- Work task:
Quote the SSE event documentation word for word, starting at "pub fn id_of(event: Event)" and stopping after "SSE Event payload).".

The non-strict event/2 silently strips these bytes (so named("\n", _) produces a part with name = ""). For callers passing user-typed or upstream data into the event name and want to surface bad inputs as a typed error rather than silent data loss, use this variant. The value payload carries the caller’s original input so the error renders as “event name foo\\nbar contains forbidden control bytes”. (#81)

pub fn event_item(event: Event) -> Item
pub fn event_of_item(item: Item) -> option.Option(Event)

Return the event payload when the item is an event, None otherwise. Use with option.then / case for stream processing that ignores comments.

pub fn from_parts(
  event_name event_name: option.Option(String),
  data data: String,
  id id: option.Option(String),
  retry retry: option.Option(Int),
) -> Event
pub fn id(event: Event, id: String) -> Event

Set the SSE id: Last-Event-ID on an event. CR / LF / NUL bytes are silently stripped — so id(_, "ab\u{0000}cd") produces an event with id = "abcd", a different valid id, which can silently match the wrong subscription channel on reconnect. Reach for id_checked/2 when the id comes from user-typed or upstream input and a typed error is preferable to silent authorization-relevant identifier mutation. (#81)

pub fn id_checked(
  event: Event,
  id: String,
) -> Result(Event, EventError)

Strict counterpart of id/2: rejects ids containing CR / LF / NUL bytes with Error(IdContainsControlBytes(value:)).

The non-strict id/2 silently strips these bytes. The strip on the id is especially dangerous — id(_, "ab\u{0000}cd") produces an event with id = "abcd", a different valid id, which can silently match the wrong subscription channel on reconnect (Last-Event-ID resume). The strict variant catches this at the builder boundary so the wrong wire never gets produced. (#81)

pub fn id_of(event: Event) -> option.Option(String)
pub fn is_comment(item: Item) -> Bool

True when the item is a :-prefixed comment line.

pub fn is_event(item: Item) -> Bool

Issue #77: Item-level accessors. The Item variants EventItem / CommentItem are not visible through the top-level ssevents module (a Gleam type alias does not re-export its constructors), so callers that decode an SSE stream and want to pattern-match on the result would otherwise need to reach into ssevents/event directly. These helpers let ssevents-only callers walk decoded items without the second import. True when the item is an event (carries an SSE Event payload).

pub fn message(data: String) -> Event
pub fn name_of(event: Event) -> option.Option(String)
pub fn named(name: String, data: String) -> Event

Build an event with both name and data. CR / LF / NUL bytes in name are silently stripped — see the warning on event/2. Reach for named_checked/2 when the bad-input case must be surfaced as a typed error. (#81)

- Provided information:
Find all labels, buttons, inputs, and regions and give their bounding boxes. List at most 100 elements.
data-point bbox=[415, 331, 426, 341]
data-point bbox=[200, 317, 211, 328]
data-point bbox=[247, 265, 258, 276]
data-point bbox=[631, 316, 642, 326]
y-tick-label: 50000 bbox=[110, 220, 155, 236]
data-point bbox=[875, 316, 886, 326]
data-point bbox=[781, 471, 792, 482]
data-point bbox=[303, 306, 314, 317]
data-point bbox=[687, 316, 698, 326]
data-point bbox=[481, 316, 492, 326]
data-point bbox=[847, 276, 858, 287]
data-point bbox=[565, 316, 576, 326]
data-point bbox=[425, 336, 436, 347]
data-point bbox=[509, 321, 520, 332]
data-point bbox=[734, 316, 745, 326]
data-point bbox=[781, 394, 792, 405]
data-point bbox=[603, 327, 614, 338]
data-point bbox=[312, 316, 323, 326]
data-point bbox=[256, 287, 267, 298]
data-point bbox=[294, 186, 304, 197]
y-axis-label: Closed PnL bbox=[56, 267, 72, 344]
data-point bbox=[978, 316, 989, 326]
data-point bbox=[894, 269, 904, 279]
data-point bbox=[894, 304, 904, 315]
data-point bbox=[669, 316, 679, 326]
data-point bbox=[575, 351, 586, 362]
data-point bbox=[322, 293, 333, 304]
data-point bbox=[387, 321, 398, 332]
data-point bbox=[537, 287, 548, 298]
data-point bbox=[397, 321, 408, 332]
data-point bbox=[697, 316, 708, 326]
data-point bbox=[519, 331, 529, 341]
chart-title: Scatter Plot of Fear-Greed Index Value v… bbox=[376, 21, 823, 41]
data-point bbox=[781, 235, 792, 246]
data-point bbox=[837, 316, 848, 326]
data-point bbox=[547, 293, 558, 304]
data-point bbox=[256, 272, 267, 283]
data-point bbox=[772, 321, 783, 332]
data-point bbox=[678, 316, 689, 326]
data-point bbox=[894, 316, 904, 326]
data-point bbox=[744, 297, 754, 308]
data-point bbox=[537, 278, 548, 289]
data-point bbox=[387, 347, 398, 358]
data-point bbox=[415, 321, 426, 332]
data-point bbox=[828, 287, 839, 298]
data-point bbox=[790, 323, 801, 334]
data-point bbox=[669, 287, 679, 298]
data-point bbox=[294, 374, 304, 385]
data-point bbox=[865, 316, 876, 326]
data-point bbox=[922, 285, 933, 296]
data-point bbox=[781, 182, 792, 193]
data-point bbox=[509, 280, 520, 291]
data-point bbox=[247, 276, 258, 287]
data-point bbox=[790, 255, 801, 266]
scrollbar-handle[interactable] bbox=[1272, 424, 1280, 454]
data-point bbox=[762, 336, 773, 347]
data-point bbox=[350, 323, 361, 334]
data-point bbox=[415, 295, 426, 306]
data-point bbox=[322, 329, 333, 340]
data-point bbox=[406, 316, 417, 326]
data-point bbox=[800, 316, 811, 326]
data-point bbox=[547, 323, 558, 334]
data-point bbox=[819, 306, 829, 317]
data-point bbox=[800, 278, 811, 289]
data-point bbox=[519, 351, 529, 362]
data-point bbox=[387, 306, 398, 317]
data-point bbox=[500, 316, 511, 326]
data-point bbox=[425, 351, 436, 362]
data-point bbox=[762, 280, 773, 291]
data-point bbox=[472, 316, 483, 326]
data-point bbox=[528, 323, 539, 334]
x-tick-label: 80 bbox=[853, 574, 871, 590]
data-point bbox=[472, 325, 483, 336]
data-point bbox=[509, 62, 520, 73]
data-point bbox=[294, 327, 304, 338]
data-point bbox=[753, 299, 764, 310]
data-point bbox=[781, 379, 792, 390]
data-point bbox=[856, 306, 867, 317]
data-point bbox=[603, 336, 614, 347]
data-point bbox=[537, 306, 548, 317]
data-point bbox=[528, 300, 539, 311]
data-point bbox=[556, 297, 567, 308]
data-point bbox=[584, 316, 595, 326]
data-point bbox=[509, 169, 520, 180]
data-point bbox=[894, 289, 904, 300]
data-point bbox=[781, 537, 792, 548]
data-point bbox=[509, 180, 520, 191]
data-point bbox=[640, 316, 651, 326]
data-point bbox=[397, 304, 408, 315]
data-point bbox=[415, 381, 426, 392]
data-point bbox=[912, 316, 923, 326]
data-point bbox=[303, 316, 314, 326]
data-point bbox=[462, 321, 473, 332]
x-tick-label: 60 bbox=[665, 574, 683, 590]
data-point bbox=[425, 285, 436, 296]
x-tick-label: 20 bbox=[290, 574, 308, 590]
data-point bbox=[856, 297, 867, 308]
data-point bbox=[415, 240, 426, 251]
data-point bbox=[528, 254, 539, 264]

- Worked solution:
pub fn id_of(event: Event) -> option.Option(String)
pub fn is_comment(item: Item) -> Bool

True when the item is a :-prefixed comment line.

pub fn is_event(item: Item) -> Bool

Issue #77: Item-level accessors. The Item variants EventItem / CommentItem are not visible through the top-level ssevents module (a Gleam type alias does not re-export its constructors), so callers that decode an SSE stream and want to pattern-match on the result would otherwise need to reach into ssevents/event directly. These helpers let ssevents-only callers walk decoded items without the second import. True when the item is an event (carries an SSE Event payload).